- _Page_
Evaluation assesses the merit or worth of the campaign. It brings together monitoring data, and findings from additional research to assess the effectiveness, or likely effectiveness (in formative evaluation), of a campaign and its different elements. Ideally, an appropriate baseline assessment and well-documented, regular monitoring form the basis for rigorous evaluation. Where such a basis has not been built, participatory approaches that explore stakeholders’ memories of activities, outcomes and challenges encountered are particularly important.

Bear in mind: While monitoring is an on-going process accompanying all campaign activities, evaluations are more time-bound and specific interventions, usually carried out at the end or at particular moments (e.g. mid-term) during campaigns. When and how monitoring activities and evaluations take place, should be decided in the campaign planning phase.

Evaluation can start with the first campaign planning steps through to the formative research needed to devise an appropriate campaign strategy. Mid-term, “real-time” or “developmental” evaluations that are carried out while the campaign is running include a strong formative element – a key purpose is to learn from previous campaign phases so as to improve the following ones or develop innovative approaches. Summative evaluations, conducted after the campaign ends, focus on campaign outcomes and impact.

Internal versus external

An evaluation can be conducted by the campaign team/alliance (self-evaluation or internal evaluation), or commissioned to an external actor. Both types of evaluation should involve stakeholders in the campaign, i.e. be conducted in a participatory manner, so as to obtain as comprehensive and accurate a picture of the realities of the campaign.

- _Supplied data_
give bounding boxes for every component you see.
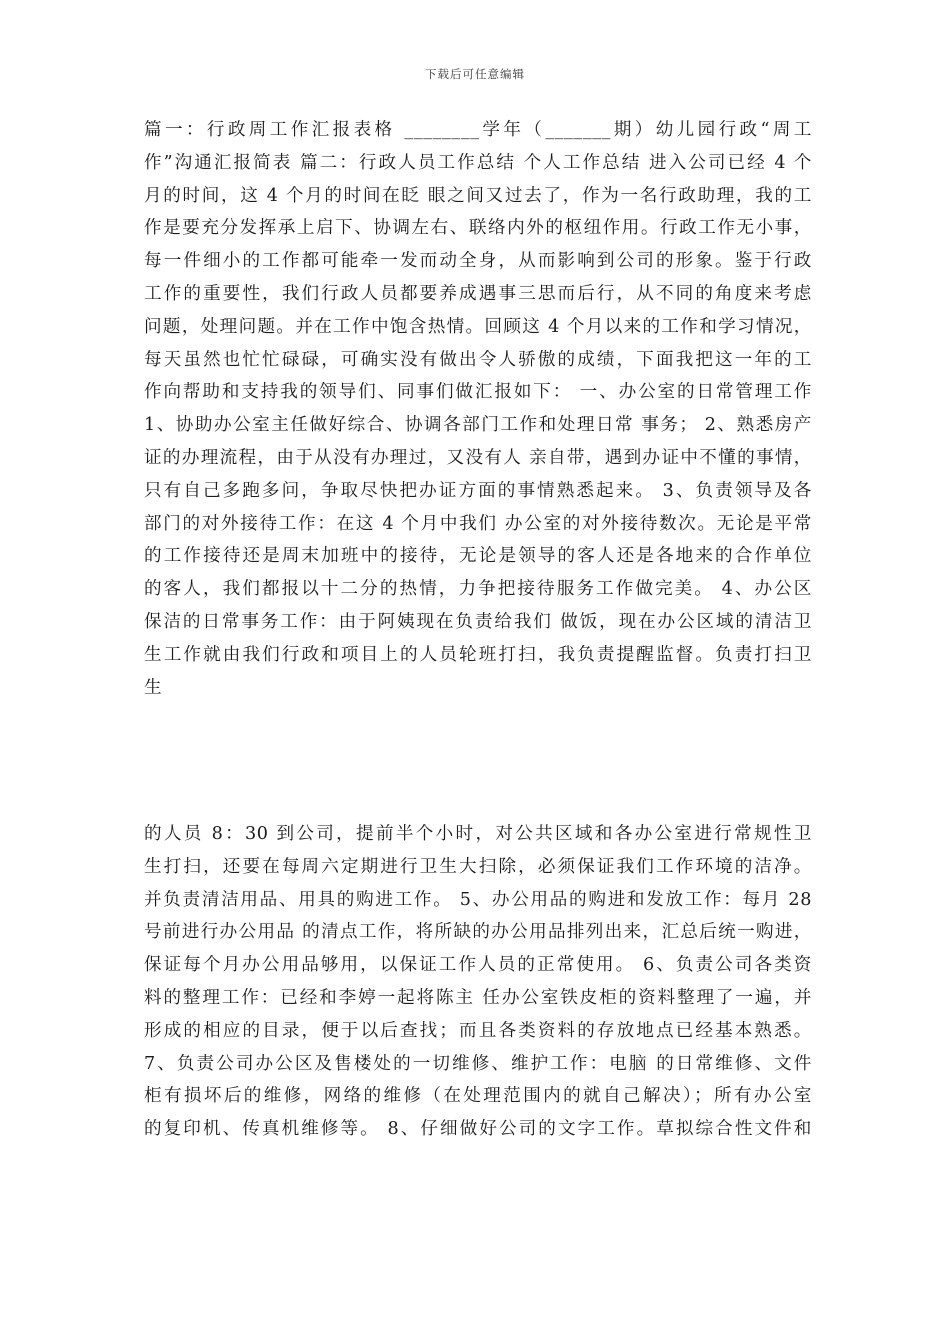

- _Problem requirements_
Recast the paragraph of the campaign evaluation text that begins "Evaluation can start with the first campaign planning steps" as a short bulleted list that keeps its main facts. Rely only on the text about campaign evaluation, not on the data.

- _Written solution_
- Evaluation can begin with the first planning steps, including the formative research used to design the campaign strategy.
- Mid-term, "real-time" or "developmental" evaluations happen while the campaign runs and have a strong formative element. They draw lessons from earlier phases to improve later ones or develop innovative approaches.
- Summative evaluations take place after the campaign ends and focus on its outcomes and impact.